◆ **Goal of the exercise**
Omit every picture and write out the rest of the records exactly.
-- START Task input --
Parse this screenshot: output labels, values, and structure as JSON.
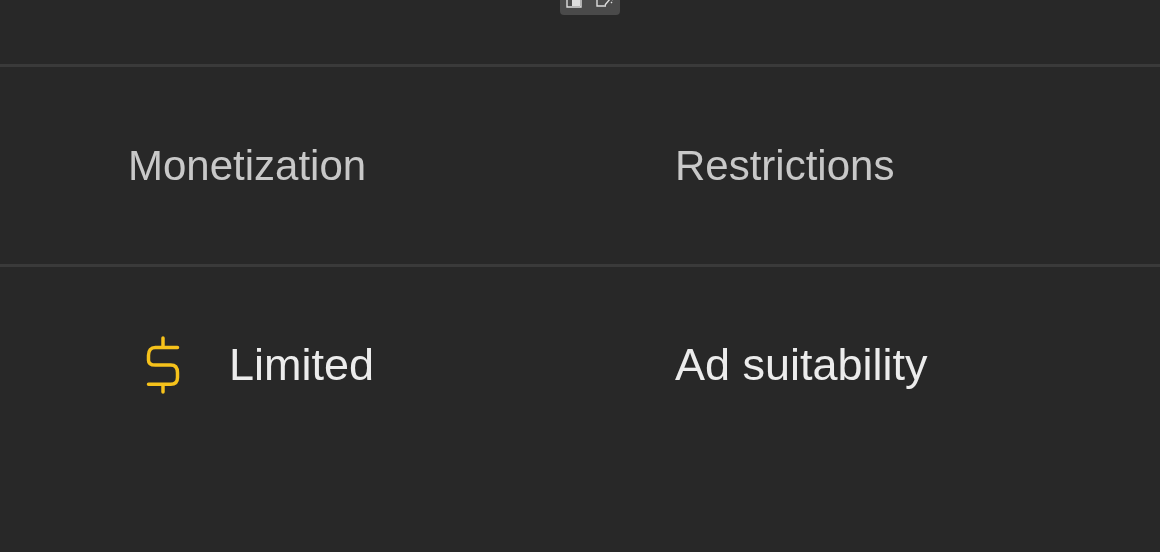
{
  "table": {
    "columns": [
      "Monetization",
      "Restrictions"
    ],
    "rows": [
      {
        "monetization": "Limited",
        "restrictions": "Ad suitability"
      }
    ]
  }
}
-- END Task input --
◆ **Exercise solution**
Parse this screenshot: output labels, values, and structure as JSON.
{
  "table": {
    "columns": [
      "Monetization",
      "Restrictions"
    ],
    "rows": [
      {
        "monetization": "Limited",
        "restrictions": "Ad suitability"
      }
    ]
  }
}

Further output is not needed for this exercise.